↓↓↓

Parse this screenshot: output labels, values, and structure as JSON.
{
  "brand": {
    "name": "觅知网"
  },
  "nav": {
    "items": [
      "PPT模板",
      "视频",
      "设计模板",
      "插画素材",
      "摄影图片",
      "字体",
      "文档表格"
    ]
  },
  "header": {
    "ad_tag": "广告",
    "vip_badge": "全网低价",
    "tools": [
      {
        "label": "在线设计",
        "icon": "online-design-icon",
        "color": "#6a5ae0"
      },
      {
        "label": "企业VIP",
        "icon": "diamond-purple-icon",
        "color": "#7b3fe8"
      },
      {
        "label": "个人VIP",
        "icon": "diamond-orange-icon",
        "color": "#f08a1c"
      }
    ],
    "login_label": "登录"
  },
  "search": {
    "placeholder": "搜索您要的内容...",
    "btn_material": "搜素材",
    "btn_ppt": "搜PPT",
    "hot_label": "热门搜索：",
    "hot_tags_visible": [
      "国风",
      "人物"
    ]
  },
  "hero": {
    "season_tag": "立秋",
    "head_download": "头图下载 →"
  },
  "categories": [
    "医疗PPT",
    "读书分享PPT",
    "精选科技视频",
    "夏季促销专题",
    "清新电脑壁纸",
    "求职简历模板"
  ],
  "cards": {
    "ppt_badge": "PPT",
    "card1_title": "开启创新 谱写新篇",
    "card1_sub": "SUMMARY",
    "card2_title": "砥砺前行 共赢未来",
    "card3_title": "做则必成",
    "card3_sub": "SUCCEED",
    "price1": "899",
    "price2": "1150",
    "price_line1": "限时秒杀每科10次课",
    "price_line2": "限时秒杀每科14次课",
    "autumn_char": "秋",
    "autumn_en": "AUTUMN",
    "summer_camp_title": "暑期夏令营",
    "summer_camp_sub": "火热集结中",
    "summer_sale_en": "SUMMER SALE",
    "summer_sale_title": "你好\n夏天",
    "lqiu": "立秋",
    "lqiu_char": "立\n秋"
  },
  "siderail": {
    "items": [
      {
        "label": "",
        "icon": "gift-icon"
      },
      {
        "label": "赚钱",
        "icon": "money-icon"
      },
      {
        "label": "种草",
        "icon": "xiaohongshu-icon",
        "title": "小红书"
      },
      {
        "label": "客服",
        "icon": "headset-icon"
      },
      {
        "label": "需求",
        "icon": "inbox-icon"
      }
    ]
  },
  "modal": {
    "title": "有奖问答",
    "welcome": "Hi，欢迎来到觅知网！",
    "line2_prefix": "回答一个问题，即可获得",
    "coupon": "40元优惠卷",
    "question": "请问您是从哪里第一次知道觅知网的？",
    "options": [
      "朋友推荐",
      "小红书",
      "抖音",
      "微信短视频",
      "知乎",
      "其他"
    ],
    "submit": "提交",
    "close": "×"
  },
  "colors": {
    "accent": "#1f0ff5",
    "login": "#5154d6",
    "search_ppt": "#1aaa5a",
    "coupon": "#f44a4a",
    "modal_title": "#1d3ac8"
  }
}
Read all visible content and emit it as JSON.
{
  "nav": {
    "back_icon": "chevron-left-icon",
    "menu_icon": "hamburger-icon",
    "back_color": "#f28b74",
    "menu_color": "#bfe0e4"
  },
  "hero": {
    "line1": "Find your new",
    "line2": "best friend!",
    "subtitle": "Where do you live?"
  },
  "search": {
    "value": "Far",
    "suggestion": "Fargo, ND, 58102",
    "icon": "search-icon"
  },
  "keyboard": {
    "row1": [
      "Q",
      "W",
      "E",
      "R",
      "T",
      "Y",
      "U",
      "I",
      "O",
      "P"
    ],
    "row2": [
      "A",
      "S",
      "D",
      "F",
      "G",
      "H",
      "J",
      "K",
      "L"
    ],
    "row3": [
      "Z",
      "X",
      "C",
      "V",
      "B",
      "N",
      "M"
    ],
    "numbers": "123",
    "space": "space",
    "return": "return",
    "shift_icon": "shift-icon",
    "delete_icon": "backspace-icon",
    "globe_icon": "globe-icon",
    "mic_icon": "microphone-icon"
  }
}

↑↑↑

Exercise aim:
List every line above that contains the word "JSON".

Complete answer:
Parse this screenshot: output labels, values, and structure as JSON.
Read all visible content and emit it as JSON.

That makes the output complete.